◆ **REQUIREMENT**
Repeat the full listing below verbatim and keep the images out.

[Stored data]

────

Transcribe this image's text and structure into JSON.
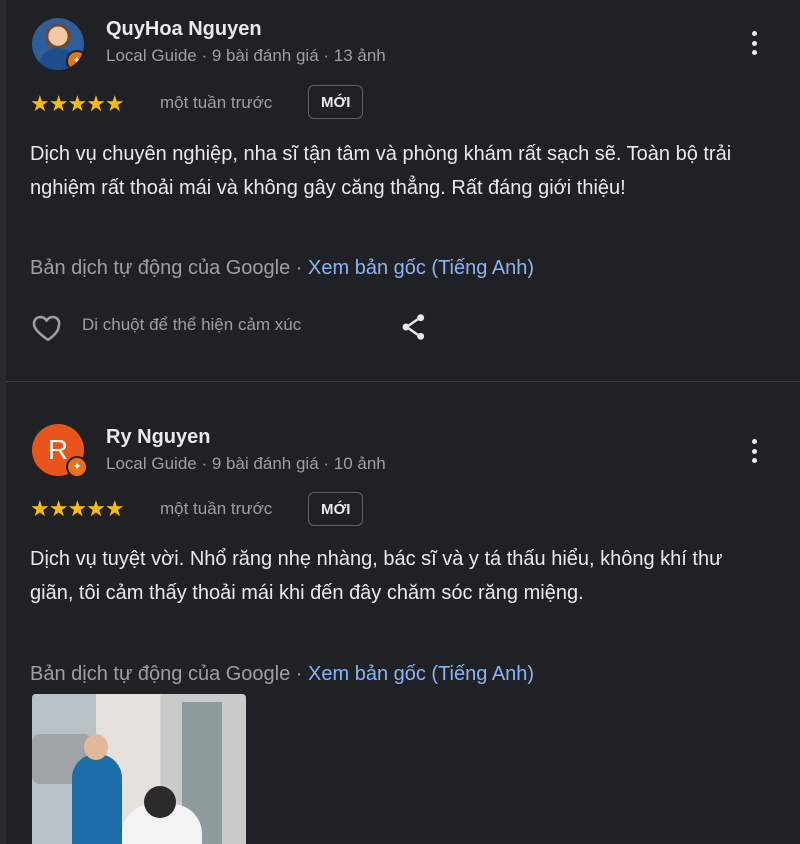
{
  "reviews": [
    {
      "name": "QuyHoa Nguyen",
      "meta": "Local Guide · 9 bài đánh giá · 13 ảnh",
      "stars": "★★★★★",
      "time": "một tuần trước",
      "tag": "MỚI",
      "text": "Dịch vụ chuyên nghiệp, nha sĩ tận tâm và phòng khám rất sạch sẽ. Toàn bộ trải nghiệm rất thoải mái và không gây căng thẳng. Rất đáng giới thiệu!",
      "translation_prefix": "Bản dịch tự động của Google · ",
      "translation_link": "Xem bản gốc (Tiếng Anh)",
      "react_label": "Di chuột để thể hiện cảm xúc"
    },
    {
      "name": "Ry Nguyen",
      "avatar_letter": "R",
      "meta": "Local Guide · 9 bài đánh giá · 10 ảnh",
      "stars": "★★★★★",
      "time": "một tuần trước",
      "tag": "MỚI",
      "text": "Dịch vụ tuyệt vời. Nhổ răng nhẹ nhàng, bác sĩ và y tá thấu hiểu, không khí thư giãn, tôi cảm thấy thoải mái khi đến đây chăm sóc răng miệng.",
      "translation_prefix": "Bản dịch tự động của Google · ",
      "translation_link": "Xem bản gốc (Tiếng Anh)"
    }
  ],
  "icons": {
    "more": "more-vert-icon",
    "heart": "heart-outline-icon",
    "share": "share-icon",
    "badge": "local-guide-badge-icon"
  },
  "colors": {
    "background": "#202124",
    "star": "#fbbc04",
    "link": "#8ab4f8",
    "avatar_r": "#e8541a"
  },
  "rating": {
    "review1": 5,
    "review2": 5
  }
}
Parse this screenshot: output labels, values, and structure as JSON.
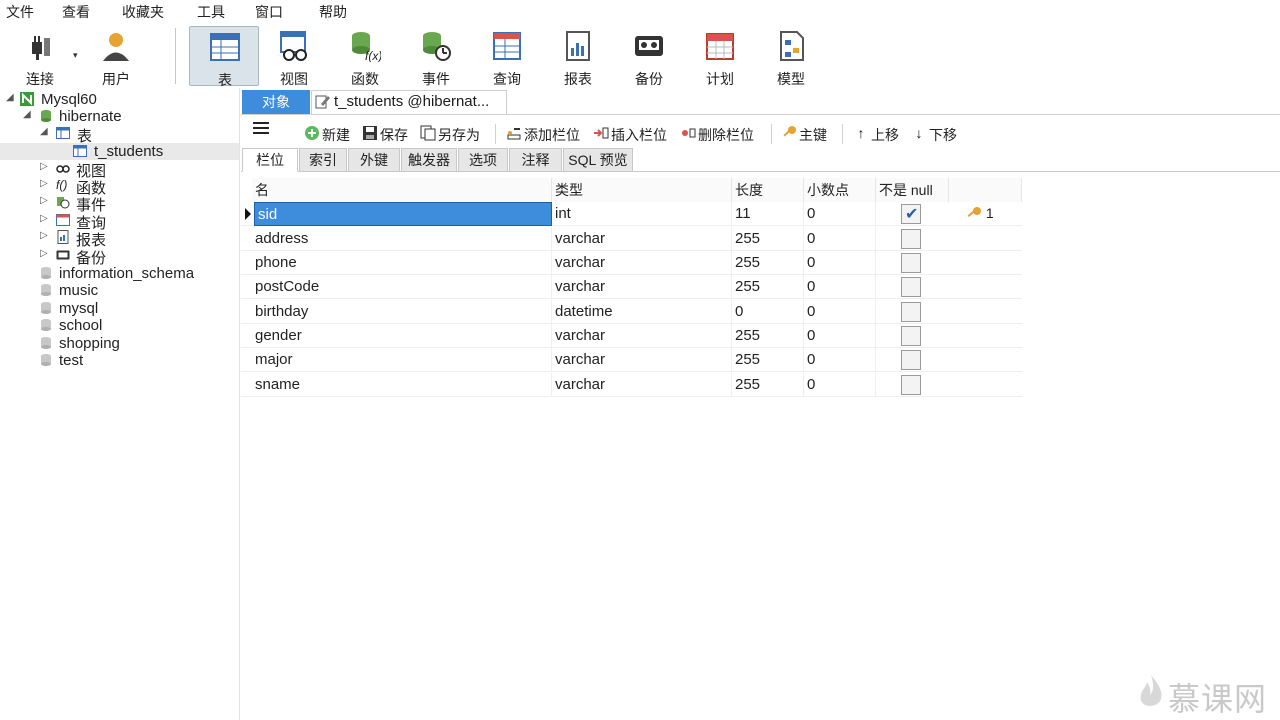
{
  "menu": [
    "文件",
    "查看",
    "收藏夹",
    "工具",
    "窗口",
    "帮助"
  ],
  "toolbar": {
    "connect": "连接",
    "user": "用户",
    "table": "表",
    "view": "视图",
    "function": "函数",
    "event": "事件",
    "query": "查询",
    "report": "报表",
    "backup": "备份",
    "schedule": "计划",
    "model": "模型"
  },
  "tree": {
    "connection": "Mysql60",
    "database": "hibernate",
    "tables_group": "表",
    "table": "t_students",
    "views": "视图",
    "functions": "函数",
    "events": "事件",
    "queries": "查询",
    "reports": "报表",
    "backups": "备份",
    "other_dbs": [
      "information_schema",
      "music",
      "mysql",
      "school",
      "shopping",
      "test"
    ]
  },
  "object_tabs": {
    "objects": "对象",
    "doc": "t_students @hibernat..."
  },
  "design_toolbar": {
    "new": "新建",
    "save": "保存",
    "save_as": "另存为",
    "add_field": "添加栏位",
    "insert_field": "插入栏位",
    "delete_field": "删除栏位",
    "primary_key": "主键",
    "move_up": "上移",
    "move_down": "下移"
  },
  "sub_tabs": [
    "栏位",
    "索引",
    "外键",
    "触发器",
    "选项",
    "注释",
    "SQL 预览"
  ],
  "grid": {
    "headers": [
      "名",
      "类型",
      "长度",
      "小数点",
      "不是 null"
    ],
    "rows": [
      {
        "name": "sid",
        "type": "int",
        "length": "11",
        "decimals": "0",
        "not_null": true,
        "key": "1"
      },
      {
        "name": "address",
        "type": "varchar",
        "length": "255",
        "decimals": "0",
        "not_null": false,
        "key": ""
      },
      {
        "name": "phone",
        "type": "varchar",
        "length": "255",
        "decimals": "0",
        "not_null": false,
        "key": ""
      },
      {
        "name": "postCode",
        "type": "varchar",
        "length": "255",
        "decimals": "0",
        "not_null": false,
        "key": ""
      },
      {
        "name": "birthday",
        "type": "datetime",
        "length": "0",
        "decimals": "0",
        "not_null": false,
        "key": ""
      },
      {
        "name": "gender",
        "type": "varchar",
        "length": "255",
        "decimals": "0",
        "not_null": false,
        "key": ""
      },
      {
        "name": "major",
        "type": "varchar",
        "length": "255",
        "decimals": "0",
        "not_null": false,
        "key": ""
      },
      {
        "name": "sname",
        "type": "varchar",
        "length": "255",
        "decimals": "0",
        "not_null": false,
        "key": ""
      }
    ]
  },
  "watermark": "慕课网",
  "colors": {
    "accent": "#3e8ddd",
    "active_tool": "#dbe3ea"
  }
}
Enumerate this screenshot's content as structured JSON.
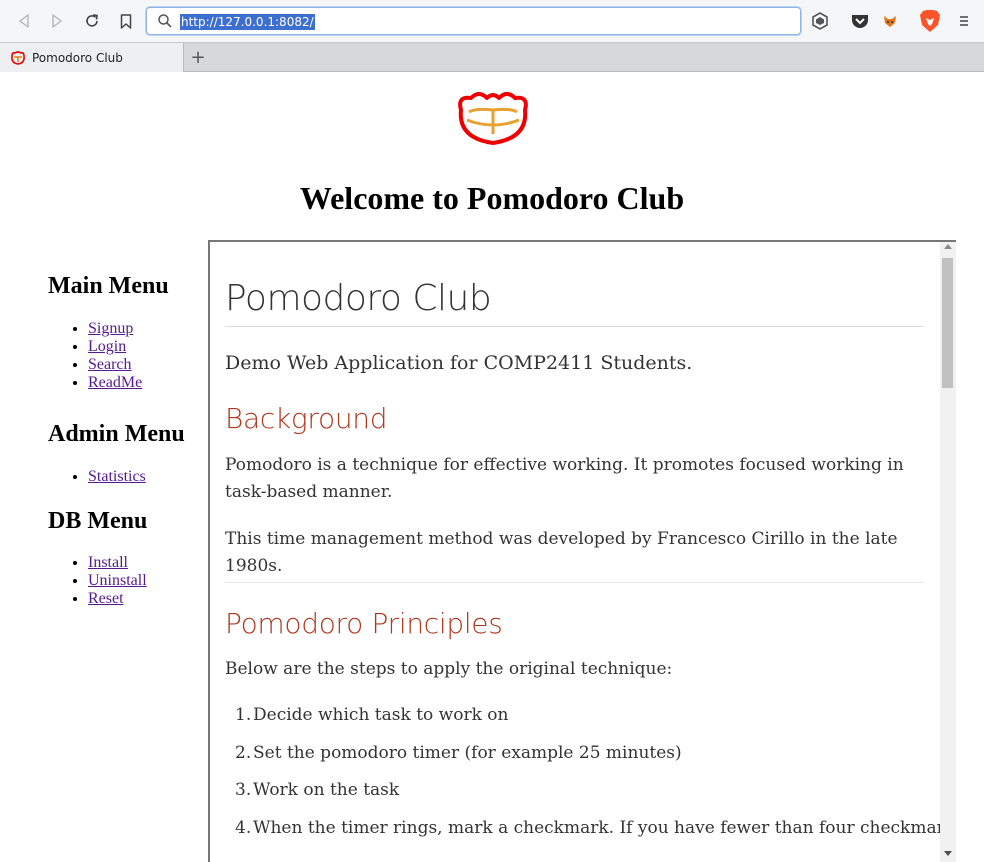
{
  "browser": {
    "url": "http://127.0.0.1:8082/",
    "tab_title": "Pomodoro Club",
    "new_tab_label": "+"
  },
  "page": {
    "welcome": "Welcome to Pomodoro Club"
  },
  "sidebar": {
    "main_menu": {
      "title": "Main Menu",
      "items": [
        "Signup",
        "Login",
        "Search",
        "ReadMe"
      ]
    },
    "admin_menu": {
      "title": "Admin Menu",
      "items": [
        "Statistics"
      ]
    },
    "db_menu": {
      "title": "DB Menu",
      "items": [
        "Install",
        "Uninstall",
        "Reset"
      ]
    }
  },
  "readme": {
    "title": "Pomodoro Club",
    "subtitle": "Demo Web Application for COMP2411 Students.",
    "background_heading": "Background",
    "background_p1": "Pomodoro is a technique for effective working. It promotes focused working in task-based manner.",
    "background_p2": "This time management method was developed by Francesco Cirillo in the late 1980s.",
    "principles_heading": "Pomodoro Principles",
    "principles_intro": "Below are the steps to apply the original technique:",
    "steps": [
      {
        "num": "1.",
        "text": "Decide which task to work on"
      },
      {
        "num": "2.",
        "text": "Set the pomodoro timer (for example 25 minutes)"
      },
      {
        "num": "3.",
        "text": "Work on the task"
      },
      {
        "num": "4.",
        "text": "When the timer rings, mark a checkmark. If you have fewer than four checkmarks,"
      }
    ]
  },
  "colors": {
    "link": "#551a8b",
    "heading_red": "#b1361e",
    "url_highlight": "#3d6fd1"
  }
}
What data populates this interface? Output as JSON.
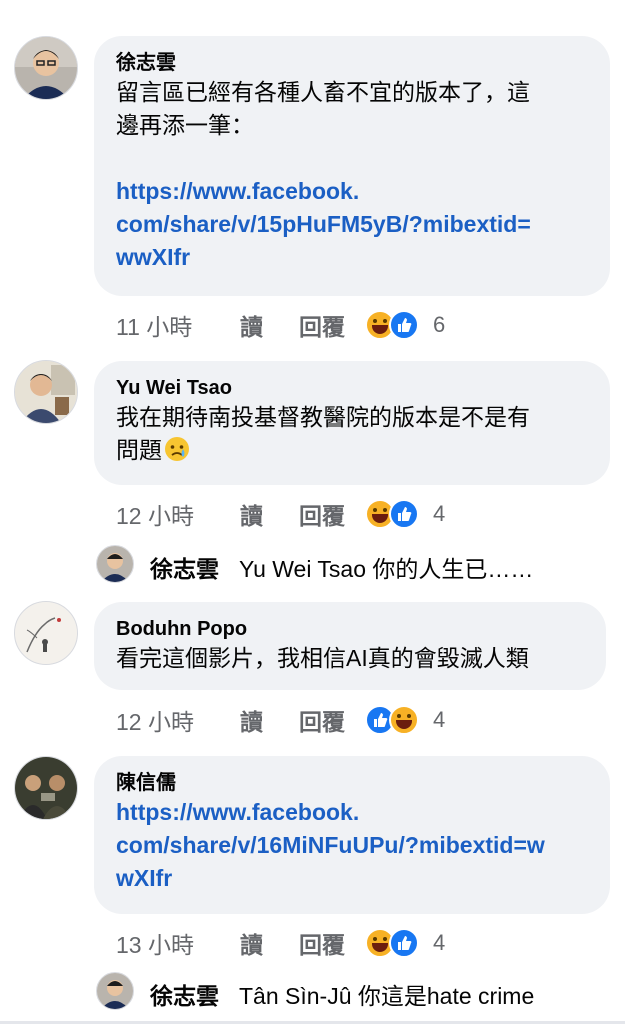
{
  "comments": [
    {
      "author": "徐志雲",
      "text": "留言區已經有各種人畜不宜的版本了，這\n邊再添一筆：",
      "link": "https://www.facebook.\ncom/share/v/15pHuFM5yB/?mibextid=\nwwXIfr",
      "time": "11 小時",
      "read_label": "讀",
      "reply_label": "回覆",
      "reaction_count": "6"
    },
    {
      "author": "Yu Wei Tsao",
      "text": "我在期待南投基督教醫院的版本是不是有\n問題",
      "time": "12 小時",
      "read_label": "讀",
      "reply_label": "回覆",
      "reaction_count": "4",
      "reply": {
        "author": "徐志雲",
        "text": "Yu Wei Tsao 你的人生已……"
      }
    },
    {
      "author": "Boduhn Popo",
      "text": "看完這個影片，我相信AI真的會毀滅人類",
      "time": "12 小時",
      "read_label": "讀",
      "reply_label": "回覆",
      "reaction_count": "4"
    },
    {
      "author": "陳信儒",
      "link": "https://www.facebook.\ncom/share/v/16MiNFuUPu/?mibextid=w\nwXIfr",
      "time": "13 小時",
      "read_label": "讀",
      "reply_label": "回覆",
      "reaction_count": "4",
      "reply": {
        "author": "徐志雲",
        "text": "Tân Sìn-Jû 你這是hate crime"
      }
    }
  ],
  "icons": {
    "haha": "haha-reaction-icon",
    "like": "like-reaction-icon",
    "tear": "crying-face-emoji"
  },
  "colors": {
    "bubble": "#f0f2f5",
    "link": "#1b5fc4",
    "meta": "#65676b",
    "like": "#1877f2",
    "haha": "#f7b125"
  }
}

────

◆ **SOLUTION**
Transcribe this image's text and structure into JSON.
{
  "reviews": [
    {
      "name": "QuyHoa Nguyen",
      "meta": "Local Guide · 9 bài đánh giá · 13 ảnh",
      "stars": "★★★★★",
      "time": "một tuần trước",
      "tag": "MỚI",
      "text": "Dịch vụ chuyên nghiệp, nha sĩ tận tâm và phòng khám rất sạch sẽ. Toàn bộ trải nghiệm rất thoải mái và không gây căng thẳng. Rất đáng giới thiệu!",
      "translation_prefix": "Bản dịch tự động của Google · ",
      "translation_link": "Xem bản gốc (Tiếng Anh)",
      "react_label": "Di chuột để thể hiện cảm xúc"
    },
    {
      "name": "Ry Nguyen",
      "avatar_letter": "R",
      "meta": "Local Guide · 9 bài đánh giá · 10 ảnh",
      "stars": "★★★★★",
      "time": "một tuần trước",
      "tag": "MỚI",
      "text": "Dịch vụ tuyệt vời. Nhổ răng nhẹ nhàng, bác sĩ và y tá thấu hiểu, không khí thư giãn, tôi cảm thấy thoải mái khi đến đây chăm sóc răng miệng.",
      "translation_prefix": "Bản dịch tự động của Google · ",
      "translation_link": "Xem bản gốc (Tiếng Anh)"
    }
  ],
  "icons": {
    "more": "more-vert-icon",
    "heart": "heart-outline-icon",
    "share": "share-icon",
    "badge": "local-guide-badge-icon"
  },
  "colors": {
    "background": "#202124",
    "star": "#fbbc04",
    "link": "#8ab4f8",
    "avatar_r": "#e8541a"
  },
  "rating": {
    "review1": 5,
    "review2": 5
  }
}
Parse this screenshot: output labels, values, and structure as JSON.
{
  "menu": [
    "文件",
    "查看",
    "收藏夹",
    "工具",
    "窗口",
    "帮助"
  ],
  "toolbar": {
    "connect": "连接",
    "user": "用户",
    "table": "表",
    "view": "视图",
    "function": "函数",
    "event": "事件",
    "query": "查询",
    "report": "报表",
    "backup": "备份",
    "schedule": "计划",
    "model": "模型"
  },
  "tree": {
    "connection": "Mysql60",
    "database": "hibernate",
    "tables_group": "表",
    "table": "t_students",
    "views": "视图",
    "functions": "函数",
    "events": "事件",
    "queries": "查询",
    "reports": "报表",
    "backups": "备份",
    "other_dbs": [
      "information_schema",
      "music",
      "mysql",
      "school",
      "shopping",
      "test"
    ]
  },
  "object_tabs": {
    "objects": "对象",
    "doc": "t_students @hibernat..."
  },
  "design_toolbar": {
    "new": "新建",
    "save": "保存",
    "save_as": "另存为",
    "add_field": "添加栏位",
    "insert_field": "插入栏位",
    "delete_field": "删除栏位",
    "primary_key": "主键",
    "move_up": "上移",
    "move_down": "下移"
  },
  "sub_tabs": [
    "栏位",
    "索引",
    "外键",
    "触发器",
    "选项",
    "注释",
    "SQL 预览"
  ],
  "grid": {
    "headers": [
      "名",
      "类型",
      "长度",
      "小数点",
      "不是 null"
    ],
    "rows": [
      {
        "name": "sid",
        "type": "int",
        "length": "11",
        "decimals": "0",
        "not_null": true,
        "key": "1"
      },
      {
        "name": "address",
        "type": "varchar",
        "length": "255",
        "decimals": "0",
        "not_null": false,
        "key": ""
      },
      {
        "name": "phone",
        "type": "varchar",
        "length": "255",
        "decimals": "0",
        "not_null": false,
        "key": ""
      },
      {
        "name": "postCode",
        "type": "varchar",
        "length": "255",
        "decimals": "0",
        "not_null": false,
        "key": ""
      },
      {
        "name": "birthday",
        "type": "datetime",
        "length": "0",
        "decimals": "0",
        "not_null": false,
        "key": ""
      },
      {
        "name": "gender",
        "type": "varchar",
        "length": "255",
        "decimals": "0",
        "not_null": false,
        "key": ""
      },
      {
        "name": "major",
        "type": "varchar",
        "length": "255",
        "decimals": "0",
        "not_null": false,
        "key": ""
      },
      {
        "name": "sname",
        "type": "varchar",
        "length": "255",
        "decimals": "0",
        "not_null": false,
        "key": ""
      }
    ]
  },
  "watermark": "慕课网",
  "colors": {
    "accent": "#3e8ddd",
    "active_tool": "#dbe3ea"
  }
}
Enumerate this screenshot's content as structured JSON.
{
  "browser": {
    "url": "http://127.0.0.1:8082/",
    "tab_title": "Pomodoro Club",
    "new_tab_label": "+"
  },
  "page": {
    "welcome": "Welcome to Pomodoro Club"
  },
  "sidebar": {
    "main_menu": {
      "title": "Main Menu",
      "items": [
        "Signup",
        "Login",
        "Search",
        "ReadMe"
      ]
    },
    "admin_menu": {
      "title": "Admin Menu",
      "items": [
        "Statistics"
      ]
    },
    "db_menu": {
      "title": "DB Menu",
      "items": [
        "Install",
        "Uninstall",
        "Reset"
      ]
    }
  },
  "readme": {
    "title": "Pomodoro Club",
    "subtitle": "Demo Web Application for COMP2411 Students.",
    "background_heading": "Background",
    "background_p1": "Pomodoro is a technique for effective working. It promotes focused working in task-based manner.",
    "background_p2": "This time management method was developed by Francesco Cirillo in the late 1980s.",
    "principles_heading": "Pomodoro Principles",
    "principles_intro": "Below are the steps to apply the original technique:",
    "steps": [
      {
        "num": "1.",
        "text": "Decide which task to work on"
      },
      {
        "num": "2.",
        "text": "Set the pomodoro timer (for example 25 minutes)"
      },
      {
        "num": "3.",
        "text": "Work on the task"
      },
      {
        "num": "4.",
        "text": "When the timer rings, mark a checkmark. If you have fewer than four checkmarks,"
      }
    ]
  },
  "colors": {
    "link": "#551a8b",
    "heading_red": "#b1361e",
    "url_highlight": "#3d6fd1"
  }
}
What data populates this interface? Output as JSON.
{
  "comments": [
    {
      "author": "徐志雲",
      "text": "留言區已經有各種人畜不宜的版本了，這\n邊再添一筆：",
      "link": "https://www.facebook.\ncom/share/v/15pHuFM5yB/?mibextid=\nwwXIfr",
      "time": "11 小時",
      "read_label": "讀",
      "reply_label": "回覆",
      "reaction_count": "6"
    },
    {
      "author": "Yu Wei Tsao",
      "text": "我在期待南投基督教醫院的版本是不是有\n問題",
      "time": "12 小時",
      "read_label": "讀",
      "reply_label": "回覆",
      "reaction_count": "4",
      "reply": {
        "author": "徐志雲",
        "text": "Yu Wei Tsao 你的人生已……"
      }
    },
    {
      "author": "Boduhn Popo",
      "text": "看完這個影片，我相信AI真的會毀滅人類",
      "time": "12 小時",
      "read_label": "讀",
      "reply_label": "回覆",
      "reaction_count": "4"
    },
    {
      "author": "陳信儒",
      "link": "https://www.facebook.\ncom/share/v/16MiNFuUPu/?mibextid=w\nwXIfr",
      "time": "13 小時",
      "read_label": "讀",
      "reply_label": "回覆",
      "reaction_count": "4",
      "reply": {
        "author": "徐志雲",
        "text": "Tân Sìn-Jû 你這是hate crime"
      }
    }
  ],
  "icons": {
    "haha": "haha-reaction-icon",
    "like": "like-reaction-icon",
    "tear": "crying-face-emoji"
  },
  "colors": {
    "bubble": "#f0f2f5",
    "link": "#1b5fc4",
    "meta": "#65676b",
    "like": "#1877f2",
    "haha": "#f7b125"
  }
}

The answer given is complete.